#### Data excerpts

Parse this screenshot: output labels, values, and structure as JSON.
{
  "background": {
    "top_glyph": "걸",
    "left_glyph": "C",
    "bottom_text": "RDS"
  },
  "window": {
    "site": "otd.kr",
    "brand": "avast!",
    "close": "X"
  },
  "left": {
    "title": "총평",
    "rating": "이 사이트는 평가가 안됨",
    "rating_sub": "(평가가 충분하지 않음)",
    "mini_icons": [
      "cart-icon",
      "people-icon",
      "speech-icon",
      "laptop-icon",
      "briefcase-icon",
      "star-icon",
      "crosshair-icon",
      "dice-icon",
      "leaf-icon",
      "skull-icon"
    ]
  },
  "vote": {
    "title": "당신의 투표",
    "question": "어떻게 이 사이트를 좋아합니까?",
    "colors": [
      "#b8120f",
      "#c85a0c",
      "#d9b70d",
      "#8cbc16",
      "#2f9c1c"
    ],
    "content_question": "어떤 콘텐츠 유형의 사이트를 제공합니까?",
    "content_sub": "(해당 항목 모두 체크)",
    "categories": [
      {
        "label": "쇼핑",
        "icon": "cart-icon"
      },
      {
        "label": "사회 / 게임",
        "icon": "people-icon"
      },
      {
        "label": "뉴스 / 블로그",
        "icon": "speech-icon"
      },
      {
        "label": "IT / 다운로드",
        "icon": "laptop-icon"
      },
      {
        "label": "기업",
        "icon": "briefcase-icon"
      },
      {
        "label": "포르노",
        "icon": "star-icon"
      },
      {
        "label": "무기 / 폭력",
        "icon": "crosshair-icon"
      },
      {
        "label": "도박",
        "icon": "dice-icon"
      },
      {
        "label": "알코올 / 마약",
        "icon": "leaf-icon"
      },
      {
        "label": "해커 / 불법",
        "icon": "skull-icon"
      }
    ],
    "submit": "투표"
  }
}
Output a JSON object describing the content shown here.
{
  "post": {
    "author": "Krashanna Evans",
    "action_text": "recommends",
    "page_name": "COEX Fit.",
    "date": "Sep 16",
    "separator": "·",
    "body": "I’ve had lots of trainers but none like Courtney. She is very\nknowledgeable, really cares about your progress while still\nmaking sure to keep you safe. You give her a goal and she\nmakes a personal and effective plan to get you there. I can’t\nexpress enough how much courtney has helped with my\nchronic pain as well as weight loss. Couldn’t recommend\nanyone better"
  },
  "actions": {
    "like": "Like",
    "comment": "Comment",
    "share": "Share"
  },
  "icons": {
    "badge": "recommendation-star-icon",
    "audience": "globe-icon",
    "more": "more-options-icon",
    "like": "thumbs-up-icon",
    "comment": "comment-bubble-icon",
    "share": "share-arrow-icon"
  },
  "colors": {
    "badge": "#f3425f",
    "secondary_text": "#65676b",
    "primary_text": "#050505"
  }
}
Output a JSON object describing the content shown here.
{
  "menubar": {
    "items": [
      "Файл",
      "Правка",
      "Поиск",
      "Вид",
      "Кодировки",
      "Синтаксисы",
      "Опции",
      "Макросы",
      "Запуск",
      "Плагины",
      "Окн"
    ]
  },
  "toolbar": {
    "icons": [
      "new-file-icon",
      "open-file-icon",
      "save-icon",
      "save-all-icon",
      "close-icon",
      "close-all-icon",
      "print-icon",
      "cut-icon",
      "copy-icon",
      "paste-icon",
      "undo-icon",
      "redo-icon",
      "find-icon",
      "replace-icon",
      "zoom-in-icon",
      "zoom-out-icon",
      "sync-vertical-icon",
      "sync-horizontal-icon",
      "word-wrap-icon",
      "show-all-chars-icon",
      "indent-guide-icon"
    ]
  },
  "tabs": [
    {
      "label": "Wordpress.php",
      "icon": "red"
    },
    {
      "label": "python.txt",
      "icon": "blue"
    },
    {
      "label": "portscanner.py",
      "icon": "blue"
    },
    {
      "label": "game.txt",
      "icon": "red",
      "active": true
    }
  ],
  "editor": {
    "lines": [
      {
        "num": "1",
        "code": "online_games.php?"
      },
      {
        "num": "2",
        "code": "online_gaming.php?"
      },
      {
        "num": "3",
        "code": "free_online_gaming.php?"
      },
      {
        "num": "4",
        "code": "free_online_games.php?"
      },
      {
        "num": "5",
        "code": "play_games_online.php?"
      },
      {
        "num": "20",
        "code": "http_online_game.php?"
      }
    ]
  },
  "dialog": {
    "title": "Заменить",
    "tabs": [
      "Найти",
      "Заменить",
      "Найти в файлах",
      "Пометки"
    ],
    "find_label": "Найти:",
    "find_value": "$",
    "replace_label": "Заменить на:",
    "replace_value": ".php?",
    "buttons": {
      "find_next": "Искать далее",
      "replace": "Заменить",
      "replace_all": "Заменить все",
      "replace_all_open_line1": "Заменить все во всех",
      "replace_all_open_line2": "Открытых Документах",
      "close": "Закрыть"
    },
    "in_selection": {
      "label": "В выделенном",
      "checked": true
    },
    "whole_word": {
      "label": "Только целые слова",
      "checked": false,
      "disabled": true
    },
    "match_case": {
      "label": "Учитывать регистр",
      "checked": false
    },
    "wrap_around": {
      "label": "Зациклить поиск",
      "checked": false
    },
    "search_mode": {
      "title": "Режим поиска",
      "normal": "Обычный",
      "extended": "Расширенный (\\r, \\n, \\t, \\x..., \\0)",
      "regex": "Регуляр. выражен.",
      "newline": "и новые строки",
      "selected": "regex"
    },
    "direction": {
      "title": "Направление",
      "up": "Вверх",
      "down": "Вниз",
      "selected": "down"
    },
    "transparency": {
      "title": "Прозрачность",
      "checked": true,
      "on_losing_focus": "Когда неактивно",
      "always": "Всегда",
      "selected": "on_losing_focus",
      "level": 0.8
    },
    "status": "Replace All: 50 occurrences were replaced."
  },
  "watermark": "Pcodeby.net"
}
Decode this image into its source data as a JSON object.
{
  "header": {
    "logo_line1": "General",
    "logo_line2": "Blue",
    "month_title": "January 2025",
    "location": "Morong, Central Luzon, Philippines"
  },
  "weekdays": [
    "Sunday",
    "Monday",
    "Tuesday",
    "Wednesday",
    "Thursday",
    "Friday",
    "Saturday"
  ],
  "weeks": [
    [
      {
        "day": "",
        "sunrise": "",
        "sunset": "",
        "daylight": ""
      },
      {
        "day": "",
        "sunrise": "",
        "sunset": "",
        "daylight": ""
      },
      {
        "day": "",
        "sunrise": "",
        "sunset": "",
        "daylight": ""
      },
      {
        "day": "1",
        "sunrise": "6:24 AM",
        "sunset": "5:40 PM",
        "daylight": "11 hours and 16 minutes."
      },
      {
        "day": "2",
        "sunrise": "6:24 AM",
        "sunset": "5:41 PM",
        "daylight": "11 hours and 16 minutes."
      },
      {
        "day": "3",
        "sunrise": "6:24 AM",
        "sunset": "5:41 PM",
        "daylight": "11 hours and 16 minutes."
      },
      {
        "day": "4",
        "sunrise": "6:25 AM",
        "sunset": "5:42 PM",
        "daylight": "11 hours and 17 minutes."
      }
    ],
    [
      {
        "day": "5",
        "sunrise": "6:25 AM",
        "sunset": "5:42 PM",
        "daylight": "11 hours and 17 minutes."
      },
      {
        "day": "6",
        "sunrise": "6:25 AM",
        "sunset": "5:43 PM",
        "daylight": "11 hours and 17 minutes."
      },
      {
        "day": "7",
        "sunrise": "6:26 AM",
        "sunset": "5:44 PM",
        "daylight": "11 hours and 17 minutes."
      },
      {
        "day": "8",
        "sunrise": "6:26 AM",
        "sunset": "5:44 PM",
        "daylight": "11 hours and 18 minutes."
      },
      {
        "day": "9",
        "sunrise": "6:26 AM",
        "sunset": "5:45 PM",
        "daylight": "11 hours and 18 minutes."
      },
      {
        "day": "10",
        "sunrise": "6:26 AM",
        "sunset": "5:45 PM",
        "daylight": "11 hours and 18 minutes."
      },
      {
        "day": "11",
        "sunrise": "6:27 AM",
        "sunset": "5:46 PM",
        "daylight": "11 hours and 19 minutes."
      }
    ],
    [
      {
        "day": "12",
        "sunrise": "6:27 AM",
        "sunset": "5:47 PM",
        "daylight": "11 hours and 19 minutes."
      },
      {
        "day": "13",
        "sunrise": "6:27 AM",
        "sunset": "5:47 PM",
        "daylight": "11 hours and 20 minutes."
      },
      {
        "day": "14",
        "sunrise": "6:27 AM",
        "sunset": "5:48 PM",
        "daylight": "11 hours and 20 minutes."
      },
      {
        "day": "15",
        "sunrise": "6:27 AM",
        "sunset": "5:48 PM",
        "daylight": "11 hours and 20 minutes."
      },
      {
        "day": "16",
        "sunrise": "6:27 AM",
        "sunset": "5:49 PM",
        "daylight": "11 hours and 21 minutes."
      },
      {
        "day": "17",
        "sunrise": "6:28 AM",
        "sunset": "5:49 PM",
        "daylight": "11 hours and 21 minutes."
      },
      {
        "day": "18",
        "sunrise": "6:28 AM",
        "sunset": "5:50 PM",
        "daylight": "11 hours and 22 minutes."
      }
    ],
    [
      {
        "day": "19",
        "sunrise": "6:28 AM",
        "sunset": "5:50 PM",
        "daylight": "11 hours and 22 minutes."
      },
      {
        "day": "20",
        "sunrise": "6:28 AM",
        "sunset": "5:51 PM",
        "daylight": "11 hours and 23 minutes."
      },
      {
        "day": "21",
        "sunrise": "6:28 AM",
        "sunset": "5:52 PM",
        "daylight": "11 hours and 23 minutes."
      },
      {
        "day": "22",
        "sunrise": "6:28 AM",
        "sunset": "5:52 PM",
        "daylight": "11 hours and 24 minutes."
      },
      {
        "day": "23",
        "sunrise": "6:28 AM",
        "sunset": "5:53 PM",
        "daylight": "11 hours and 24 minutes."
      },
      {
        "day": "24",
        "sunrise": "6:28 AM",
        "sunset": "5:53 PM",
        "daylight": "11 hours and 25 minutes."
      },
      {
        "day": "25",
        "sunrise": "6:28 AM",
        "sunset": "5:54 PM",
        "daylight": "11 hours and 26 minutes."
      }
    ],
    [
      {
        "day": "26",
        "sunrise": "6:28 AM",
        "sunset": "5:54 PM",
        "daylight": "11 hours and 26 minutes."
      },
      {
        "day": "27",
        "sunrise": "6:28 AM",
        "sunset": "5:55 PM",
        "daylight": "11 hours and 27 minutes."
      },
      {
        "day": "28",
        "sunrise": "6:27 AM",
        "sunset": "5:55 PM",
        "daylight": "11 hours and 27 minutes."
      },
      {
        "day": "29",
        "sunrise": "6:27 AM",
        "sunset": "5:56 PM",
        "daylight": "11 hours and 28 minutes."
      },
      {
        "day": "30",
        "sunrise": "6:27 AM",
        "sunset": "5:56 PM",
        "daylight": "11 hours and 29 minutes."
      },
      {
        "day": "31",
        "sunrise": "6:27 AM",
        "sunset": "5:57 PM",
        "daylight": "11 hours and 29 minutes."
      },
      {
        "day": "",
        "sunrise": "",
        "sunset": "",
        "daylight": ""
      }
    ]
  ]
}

########

◆ What is being asked
Identify each line in the records above containing the word "star"; copy those lines.

◆ Correct answer
      "star-icon",
        "icon": "star-icon"
    "badge": "recommendation-star-icon",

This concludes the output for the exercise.